(TEXTE FOURNI)
**********

Le peso argentin chute de 7% cette semaine alors que les marchés exigent une preuve écrite de la ligne de swap promise par le Trésor américain avant les élections d'octobre
L'Argentine en équilibre précaire alors que Washington promet son soutien
La promesse du secrétaire au Trésor Bessent de soutenir Buenos Aires fait face à son premier véritable test, les marchés exigeant des actes, non des mots.
BUENOS AIRES — Le peso argentin a de nouveau reculé cette semaine. Jeudi matin, la monnaie avait chuté de 7,08 % supplémentaires face au dollar, contraignant la banque centrale à puiser dans ses maigres réserves pour un combat qu'elle ne pouvait pas gagner seule. Six jours à peine s'étaient écoulés depuis que le secrétaire au Trésor américain, Scott Bessent, avait promis « toutes les options de stabilisation », un engagement qui avait brièvement propulsé les actifs argentins à la hausse.

**********

(DOCUMENTS SOURCES)
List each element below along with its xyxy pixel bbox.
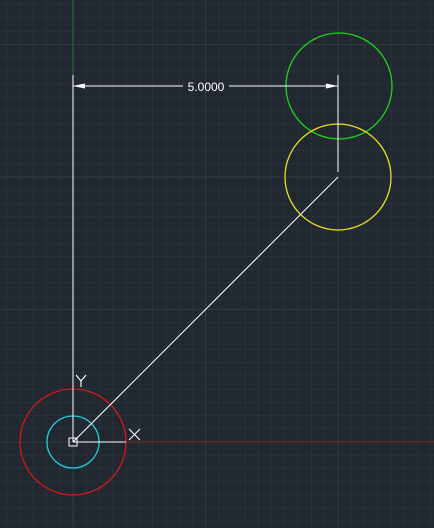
cad-drawing-viewport[interactable]: 5.0000 X Y bbox=[0, 0, 434, 528]
ucs-y-label-glyph bbox=[75, 374, 87, 387]
dimension-value[interactable]: 5.0000 bbox=[188, 80, 225, 94]
ucs-x-label-glyph bbox=[128, 428, 141, 441]
drawing-canvas[interactable]: 5.0000 X Y bbox=[0, 0, 434, 528]
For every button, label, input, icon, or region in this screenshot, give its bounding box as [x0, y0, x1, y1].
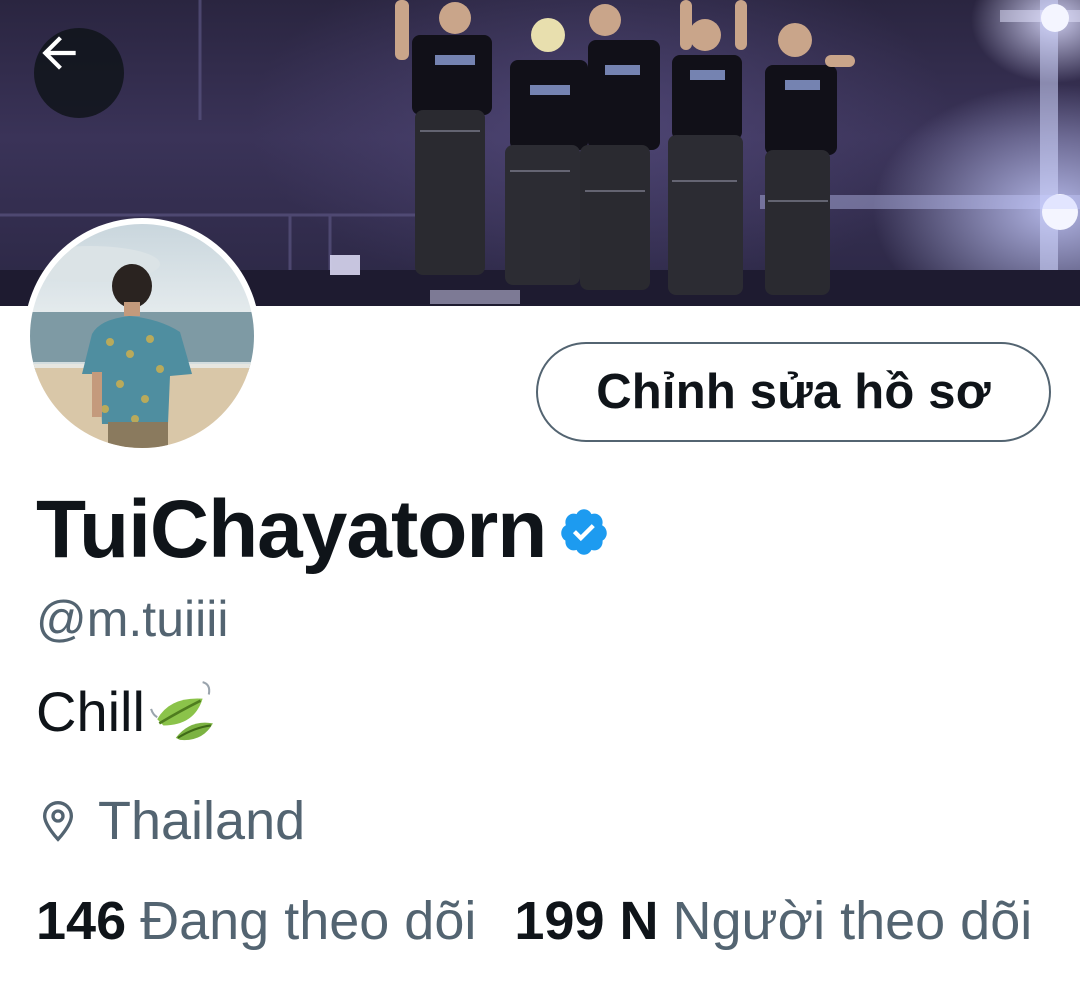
following-count: 146	[36, 891, 127, 951]
follow-stats: 146 Đang theo dõi 199 N Người theo dõi	[36, 890, 1070, 952]
name-row: TuiChayatorn	[36, 484, 610, 576]
arrow-left-icon	[42, 36, 76, 70]
bio-text: Chill	[36, 679, 145, 743]
profile-avatar[interactable]	[24, 218, 260, 454]
location-text: Thailand	[98, 791, 306, 851]
avatar-beach-photo	[30, 224, 254, 448]
followers-stat-link[interactable]: 199 N Người theo dõi	[514, 890, 1032, 952]
profile-location: Thailand	[38, 790, 305, 852]
location-pin-icon	[42, 800, 74, 842]
following-stat-link[interactable]: 146 Đang theo dõi	[36, 890, 476, 952]
back-button[interactable]	[34, 28, 124, 118]
profile-bio: Chill	[36, 678, 215, 744]
profile-page: Chỉnh sửa hồ sơ TuiChayatorn @m.tuiiii C…	[0, 0, 1080, 982]
followers-count: 199 N	[514, 891, 659, 951]
display-name: TuiChayatorn	[36, 484, 547, 575]
verified-badge-icon[interactable]	[558, 506, 610, 558]
edit-profile-button[interactable]: Chỉnh sửa hồ sơ	[536, 342, 1051, 442]
following-label: Đang theo dõi	[140, 891, 477, 951]
leaf-emoji-icon	[150, 681, 213, 741]
followers-label: Người theo dõi	[672, 891, 1033, 951]
username-handle: @m.tuiiii	[36, 591, 229, 647]
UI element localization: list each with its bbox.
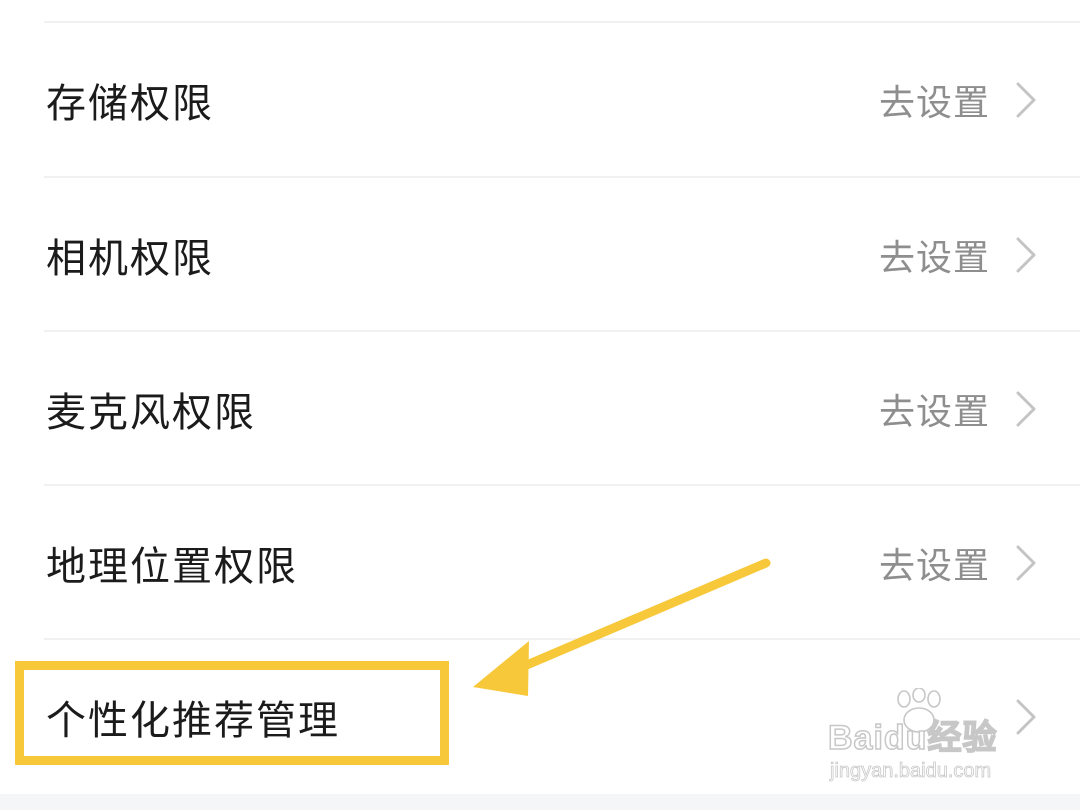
permission-settings-screen: 存储权限 去设置 相机权限 去设置 麦克风权限 去设置 地理位置权限 去设置 个… (0, 0, 1080, 810)
divider (44, 638, 1080, 640)
divider (44, 176, 1080, 178)
divider (44, 330, 1080, 332)
location-permission-row[interactable]: 地理位置权限 去设置 (0, 487, 1080, 639)
chevron-right-icon (1016, 545, 1036, 581)
camera-permission-row[interactable]: 相机权限 去设置 (0, 179, 1080, 331)
storage-permission-row[interactable]: 存储权限 去设置 (0, 24, 1080, 176)
personalized-recommendation-row[interactable]: 个性化推荐管理 (0, 641, 1080, 793)
go-settings-link[interactable]: 去设置 (879, 383, 990, 435)
chevron-right-icon (1016, 82, 1036, 118)
microphone-permission-label: 麦克风权限 (46, 390, 256, 436)
go-settings-link[interactable]: 去设置 (879, 74, 990, 126)
chevron-right-icon (1016, 699, 1036, 735)
chevron-right-icon (1016, 391, 1036, 427)
microphone-permission-row[interactable]: 麦克风权限 去设置 (0, 333, 1080, 485)
camera-permission-label: 相机权限 (46, 236, 214, 282)
personalized-recommendation-label: 个性化推荐管理 (46, 698, 340, 744)
location-permission-label: 地理位置权限 (46, 544, 298, 590)
go-settings-link[interactable]: 去设置 (879, 537, 990, 589)
divider (44, 21, 1080, 23)
storage-permission-label: 存储权限 (46, 81, 214, 127)
bottom-strip (0, 794, 1080, 810)
go-settings-link[interactable]: 去设置 (879, 229, 990, 281)
chevron-right-icon (1016, 237, 1036, 273)
divider (44, 484, 1080, 486)
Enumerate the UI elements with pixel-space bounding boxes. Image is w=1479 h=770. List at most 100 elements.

**********

(CONSIGNES)
[A] Relevez toutes les lignes de la liste où figure le mot « bounding » en tant que mot entier, et recopiez-les intégralement.
[B] Reprenez l'article sur la chute du peso argentin et poursuivez-le à partir de sa dernière phrase.
L'article sur le peso argentin et la liste n'ont aucun lien entre eux.

(RÉPONSES FINALES)
[A]
For every button, label, input, icon, or region in this screenshot, give its bounding box as [x0, y0, x1, y1].
Enumerate the UI elements with pixel-space bounding boxes. Image is w=1479 h=770. List at most 100 elements.

[B]
Le schéma devient familier. Une annonce déclenche un rallye, mais la réalité reprend toujours le dessus. Pour les investisseurs à New York, Londres et São Paulo, ce cycle révèle une vérité plus profonde : la thérapie de choc économique du président Javier Milei a produit des avancées, mais l'échafaudage semble toujours fragile. À l'approche des élections de mi-mandat législatives du 26 octobre, chaque mesure politique est aussi un signal électoral.
Jeudi, Bessent a tenté de rassurer. S'exprimant après un entretien téléphonique avec le ministre de l'Économie, Luis Caputo, il a précisé que le soutien américain passerait par des lignes de swap, et non par des transferts de fonds directs. « Nous fournirons des lignes de swap au lieu de placer l'argent directement en Argentine », a-t-il déclaré, ajoutant que « l'Amérique d'abord ne signifie pas l'Amérique seule. » Il a prédit que la coalition de Milei obtiendrait de bons résultats aux élections de mi-mandat et a salué les réformes du président comme un exemple pour une région encore dominée par des gouvernements de gauche.
Les marchés ont réagi tièdement. Les obligations en dollars échéant en 2035 ont progressé de 0,25 centime après avoir chuté de plus de cinq centimes en seulement trois séances. Le peso, cependant, a continué de s'enfoncer.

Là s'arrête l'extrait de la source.